• [Entries taken from a collection]
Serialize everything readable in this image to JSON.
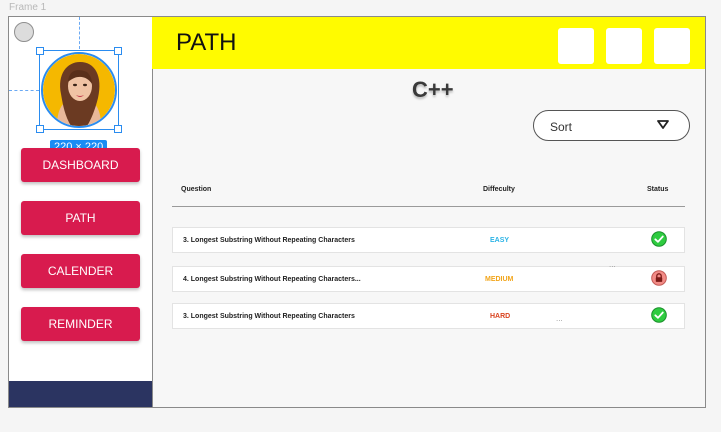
{
  "frame_label": "Frame 1",
  "sidebar": {
    "size_badge": "220 × 220",
    "nav": [
      {
        "label": "DASHBOARD"
      },
      {
        "label": "PATH"
      },
      {
        "label": "CALENDER"
      },
      {
        "label": "REMINDER"
      }
    ]
  },
  "header": {
    "title": "PATH"
  },
  "main": {
    "language": "C++",
    "sort_label": "Sort",
    "columns": {
      "question": "Question",
      "difficulty": "Diffeculty",
      "status": "Status"
    },
    "rows": [
      {
        "question": "3. Longest Substring Without Repeating Characters",
        "difficulty": "EASY",
        "difficulty_color": "#2bb3e6",
        "status_icon": "check-icon"
      },
      {
        "question": "4. Longest Substring Without Repeating Characters...",
        "difficulty": "MEDIUM",
        "difficulty_color": "#f2a51a",
        "status_icon": "lock-icon"
      },
      {
        "question": "3. Longest Substring Without Repeating Characters",
        "difficulty": "HARD",
        "difficulty_color": "#d9431e",
        "status_icon": "check-icon"
      }
    ],
    "ellipsis": "..."
  },
  "colors": {
    "accent_nav": "#d81b4e",
    "header_bg": "#fffb00",
    "sidebar_footer": "#2b3461",
    "check": "#2ecc40",
    "lock_bg": "#f28b86"
  }
}
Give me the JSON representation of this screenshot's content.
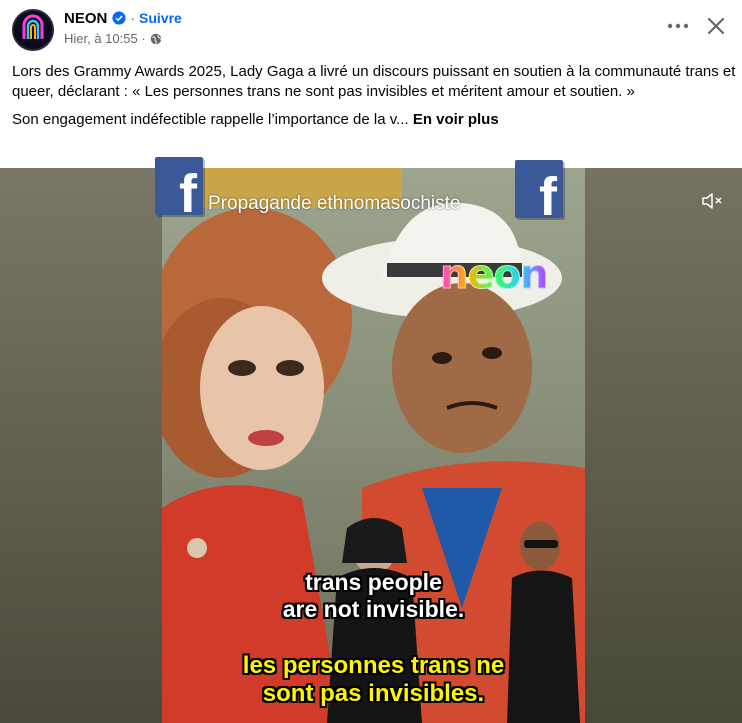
{
  "header": {
    "page_name": "NEON",
    "follow_label": "Suivre",
    "separator": "·",
    "timestamp": "Hier, à 10:55 ·"
  },
  "post": {
    "paragraph_1": "Lors des Grammy Awards 2025, Lady Gaga a livré un discours puissant en soutien à la communauté trans et queer, déclarant : « Les personnes trans ne sont pas invisibles et méritent amour et soutien. »",
    "paragraph_2": "Son engagement indéfectible rappelle l’importance de la v...",
    "see_more": "En voir plus"
  },
  "video": {
    "overlay_title": "Propagande ethnomasochiste",
    "fb_badge_letter": "f",
    "watermark": "neon",
    "subtitle_en_line1": "trans people",
    "subtitle_en_line2": "are not invisible.",
    "subtitle_fr_line1": "les personnes trans ne",
    "subtitle_fr_line2": "sont pas invisibles."
  },
  "icons": {
    "more": "more-options-icon",
    "close": "close-icon",
    "mute": "muted-speaker-icon",
    "verified": "verified-badge-icon",
    "audience": "globe-icon"
  },
  "colors": {
    "link_blue": "#0866ff",
    "secondary_text": "#65676b",
    "fb_badge": "#3b5998",
    "subtitle_fr": "#fff600"
  }
}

• [TASK BRIEF] Output an exact copy of the material, with the pictures removed.

• [WORKED SOLUTION]
Serialize everything readable in this image to JSON.
{
  "frame_label": "Frame 1",
  "sidebar": {
    "size_badge": "220 × 220",
    "nav": [
      {
        "label": "DASHBOARD"
      },
      {
        "label": "PATH"
      },
      {
        "label": "CALENDER"
      },
      {
        "label": "REMINDER"
      }
    ]
  },
  "header": {
    "title": "PATH"
  },
  "main": {
    "language": "C++",
    "sort_label": "Sort",
    "columns": {
      "question": "Question",
      "difficulty": "Diffeculty",
      "status": "Status"
    },
    "rows": [
      {
        "question": "3. Longest Substring Without Repeating Characters",
        "difficulty": "EASY",
        "difficulty_color": "#2bb3e6",
        "status_icon": "check-icon"
      },
      {
        "question": "4. Longest Substring Without Repeating Characters...",
        "difficulty": "MEDIUM",
        "difficulty_color": "#f2a51a",
        "status_icon": "lock-icon"
      },
      {
        "question": "3. Longest Substring Without Repeating Characters",
        "difficulty": "HARD",
        "difficulty_color": "#d9431e",
        "status_icon": "check-icon"
      }
    ],
    "ellipsis": "..."
  },
  "colors": {
    "accent_nav": "#d81b4e",
    "header_bg": "#fffb00",
    "sidebar_footer": "#2b3461",
    "check": "#2ecc40",
    "lock_bg": "#f28b86"
  }
}
Give me the JSON representation of this screenshot's content.
{
  "header": {
    "page_name": "NEON",
    "follow_label": "Suivre",
    "separator": "·",
    "timestamp": "Hier, à 10:55 ·"
  },
  "post": {
    "paragraph_1": "Lors des Grammy Awards 2025, Lady Gaga a livré un discours puissant en soutien à la communauté trans et queer, déclarant : « Les personnes trans ne sont pas invisibles et méritent amour et soutien. »",
    "paragraph_2": "Son engagement indéfectible rappelle l’importance de la v...",
    "see_more": "En voir plus"
  },
  "video": {
    "overlay_title": "Propagande ethnomasochiste",
    "fb_badge_letter": "f",
    "watermark": "neon",
    "subtitle_en_line1": "trans people",
    "subtitle_en_line2": "are not invisible.",
    "subtitle_fr_line1": "les personnes trans ne",
    "subtitle_fr_line2": "sont pas invisibles."
  },
  "icons": {
    "more": "more-options-icon",
    "close": "close-icon",
    "mute": "muted-speaker-icon",
    "verified": "verified-badge-icon",
    "audience": "globe-icon"
  },
  "colors": {
    "link_blue": "#0866ff",
    "secondary_text": "#65676b",
    "fb_badge": "#3b5998",
    "subtitle_fr": "#fff600"
  }
}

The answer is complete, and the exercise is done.